• Document passage
※ ※ ※

It is impossible to follow here the course of events closely during the period of pacification which followed the battle of Towton. The outstanding feature of the period was the indomitable courage of Margaret of Anjou, who seemed to be quite incapable of realizing the fact that she had been defeated. So successful was she in rallying her shattered forces that three years later the Lancastrians were able to fight two more battles. These were at Hedgeley Moor, on April 25, 1464, and at Hexham, on May 15, in the same year. In both of these engagements the Yorkists, under Montagu, were victorious; and after Hexham the unhappy King Henry was a hunted, skulking fugitive for about a year. He retained his liberty simply owing to the loyalty of the peasants; but eventually he was betrayed into the hands of his enemies by the treachery of a monk of Abingdon, named Cantlow.

Warwick, the mighty "King-maker," quarrelled with Edward the Fourth, the king whom he had placed upon the throne. The cause of the quarrel was, first and foremost, that Edward had deceived Warwick. While the Earl was negotiating a marriage between the king and Princess Bona of Savoy, the sister of the Queen of France, Edward had frustrated all his efforts by contracting a secret marriage with a beautiful young widow, Elizabeth Woodville, whose husband, Sir John Grey, had been killed in the second battle of St. Albans, while fighting for the Lancastrians. Warwick was furious, and when the king, not content with making him appear ridiculous, advanced all his wife's needy relations, whom he allowed to flout the authority of the mighty earl, his passion could not be controlled; and in order to be avenged upon the ungrateful king he entered into secret negotiations with Edward's younger brother, George, Duke of Clarence, to whom he married his daughter Isabel.

※ ※ ※

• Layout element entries
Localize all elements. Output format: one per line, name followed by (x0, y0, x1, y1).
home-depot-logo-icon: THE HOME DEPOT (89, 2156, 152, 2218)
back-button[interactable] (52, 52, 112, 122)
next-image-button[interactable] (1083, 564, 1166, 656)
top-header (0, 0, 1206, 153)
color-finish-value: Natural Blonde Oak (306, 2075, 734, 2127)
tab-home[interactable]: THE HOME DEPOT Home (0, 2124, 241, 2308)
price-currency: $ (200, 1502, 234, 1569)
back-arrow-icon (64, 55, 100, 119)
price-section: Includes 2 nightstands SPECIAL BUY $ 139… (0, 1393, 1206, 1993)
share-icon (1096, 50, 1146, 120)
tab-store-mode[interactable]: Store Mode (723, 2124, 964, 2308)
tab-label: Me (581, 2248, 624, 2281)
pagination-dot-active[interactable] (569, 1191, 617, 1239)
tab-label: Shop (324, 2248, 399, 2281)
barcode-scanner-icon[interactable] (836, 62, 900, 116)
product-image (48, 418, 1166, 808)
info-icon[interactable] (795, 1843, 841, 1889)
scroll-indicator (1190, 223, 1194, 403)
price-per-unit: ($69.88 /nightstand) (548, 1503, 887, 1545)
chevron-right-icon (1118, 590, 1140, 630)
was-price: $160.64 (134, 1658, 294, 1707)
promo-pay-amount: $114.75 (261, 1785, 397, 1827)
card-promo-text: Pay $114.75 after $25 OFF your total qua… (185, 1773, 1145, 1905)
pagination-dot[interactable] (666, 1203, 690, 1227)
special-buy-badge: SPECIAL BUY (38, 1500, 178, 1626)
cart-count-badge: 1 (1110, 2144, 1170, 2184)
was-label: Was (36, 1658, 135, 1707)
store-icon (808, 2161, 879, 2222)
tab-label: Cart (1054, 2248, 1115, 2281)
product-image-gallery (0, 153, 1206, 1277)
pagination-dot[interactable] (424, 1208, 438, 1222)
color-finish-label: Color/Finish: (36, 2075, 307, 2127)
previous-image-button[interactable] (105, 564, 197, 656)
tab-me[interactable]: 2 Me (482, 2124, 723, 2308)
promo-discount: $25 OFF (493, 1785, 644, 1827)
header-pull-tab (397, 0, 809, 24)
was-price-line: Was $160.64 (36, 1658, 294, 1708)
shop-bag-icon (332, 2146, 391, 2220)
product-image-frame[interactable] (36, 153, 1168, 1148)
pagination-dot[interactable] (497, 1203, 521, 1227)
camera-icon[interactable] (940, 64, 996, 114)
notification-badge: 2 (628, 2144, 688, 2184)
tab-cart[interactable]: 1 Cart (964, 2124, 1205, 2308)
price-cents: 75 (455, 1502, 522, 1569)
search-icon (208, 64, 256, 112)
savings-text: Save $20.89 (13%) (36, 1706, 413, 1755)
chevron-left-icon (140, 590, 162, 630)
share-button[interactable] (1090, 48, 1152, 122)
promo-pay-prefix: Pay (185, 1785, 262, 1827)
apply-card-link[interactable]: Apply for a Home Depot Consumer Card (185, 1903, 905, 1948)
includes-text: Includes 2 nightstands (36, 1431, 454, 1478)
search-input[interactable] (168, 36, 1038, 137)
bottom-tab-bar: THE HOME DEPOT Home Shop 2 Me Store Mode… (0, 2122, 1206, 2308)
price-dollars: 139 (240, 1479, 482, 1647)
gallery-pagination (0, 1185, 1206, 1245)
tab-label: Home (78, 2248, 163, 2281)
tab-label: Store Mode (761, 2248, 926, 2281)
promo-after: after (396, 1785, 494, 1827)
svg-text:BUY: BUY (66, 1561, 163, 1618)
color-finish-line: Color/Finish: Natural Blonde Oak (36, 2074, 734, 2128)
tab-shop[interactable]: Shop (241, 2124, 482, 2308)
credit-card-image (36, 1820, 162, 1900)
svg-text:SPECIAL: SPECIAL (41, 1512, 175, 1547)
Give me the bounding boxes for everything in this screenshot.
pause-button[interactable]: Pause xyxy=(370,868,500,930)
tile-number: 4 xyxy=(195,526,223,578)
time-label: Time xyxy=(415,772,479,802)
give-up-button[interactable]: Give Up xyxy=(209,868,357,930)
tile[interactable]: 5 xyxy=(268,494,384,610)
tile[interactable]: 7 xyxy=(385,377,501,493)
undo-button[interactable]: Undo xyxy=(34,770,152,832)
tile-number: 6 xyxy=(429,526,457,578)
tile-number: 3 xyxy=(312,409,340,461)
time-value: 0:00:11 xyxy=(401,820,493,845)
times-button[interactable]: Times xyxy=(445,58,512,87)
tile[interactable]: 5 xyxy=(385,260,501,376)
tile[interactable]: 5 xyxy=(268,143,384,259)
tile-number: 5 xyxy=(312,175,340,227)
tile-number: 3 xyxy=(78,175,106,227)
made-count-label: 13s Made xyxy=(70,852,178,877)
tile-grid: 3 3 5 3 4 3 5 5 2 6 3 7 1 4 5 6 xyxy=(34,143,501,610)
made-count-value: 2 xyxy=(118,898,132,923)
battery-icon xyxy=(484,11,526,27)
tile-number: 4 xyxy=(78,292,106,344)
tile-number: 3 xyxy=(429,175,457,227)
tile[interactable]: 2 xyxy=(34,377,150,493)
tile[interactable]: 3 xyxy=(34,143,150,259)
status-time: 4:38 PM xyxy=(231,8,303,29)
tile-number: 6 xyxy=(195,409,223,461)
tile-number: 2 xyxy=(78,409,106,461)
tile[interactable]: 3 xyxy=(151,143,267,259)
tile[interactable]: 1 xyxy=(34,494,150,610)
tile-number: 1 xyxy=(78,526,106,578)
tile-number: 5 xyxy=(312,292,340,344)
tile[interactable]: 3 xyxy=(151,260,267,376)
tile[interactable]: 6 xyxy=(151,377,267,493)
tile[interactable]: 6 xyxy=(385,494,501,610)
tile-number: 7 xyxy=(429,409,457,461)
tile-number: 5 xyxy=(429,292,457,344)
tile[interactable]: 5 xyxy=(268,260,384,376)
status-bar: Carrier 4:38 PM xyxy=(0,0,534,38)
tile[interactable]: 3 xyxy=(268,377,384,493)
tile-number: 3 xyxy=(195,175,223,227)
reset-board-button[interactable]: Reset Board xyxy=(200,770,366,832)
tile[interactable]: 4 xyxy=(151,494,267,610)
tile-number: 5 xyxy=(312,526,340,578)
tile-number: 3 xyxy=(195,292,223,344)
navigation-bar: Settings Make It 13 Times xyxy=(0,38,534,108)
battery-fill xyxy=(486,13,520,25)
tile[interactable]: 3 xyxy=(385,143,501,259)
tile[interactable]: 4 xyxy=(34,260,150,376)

※ ※ ※

• Given problem
Please copy the passage on the aftermath of Towton again, beginning at "It is impossible" and stopping after "Abingdon, named Cantlow.", with "Montagu" changed to "Montague".

• Solution for this exercise
It is impossible to follow here the course of events closely during the period of pacification which followed the battle of Towton. The outstanding feature of the period was the indomitable courage of Margaret of Anjou, who seemed to be quite incapable of realizing the fact that she had been defeated. So successful was she in rallying her shattered forces that three years later the Lancastrians were able to fight two more battles. These were at Hedgeley Moor, on April 25, 1464, and at Hexham, on May 15, in the same year. In both of these engagements the Yorkists, under Montague, were victorious; and after Hexham the unhappy King Henry was a hunted, skulking fugitive for about a year. He retained his liberty simply owing to the loyalty of the peasants; but eventually he was betrayed into the hands of his enemies by the treachery of a monk of Abingdon, named Cantlow.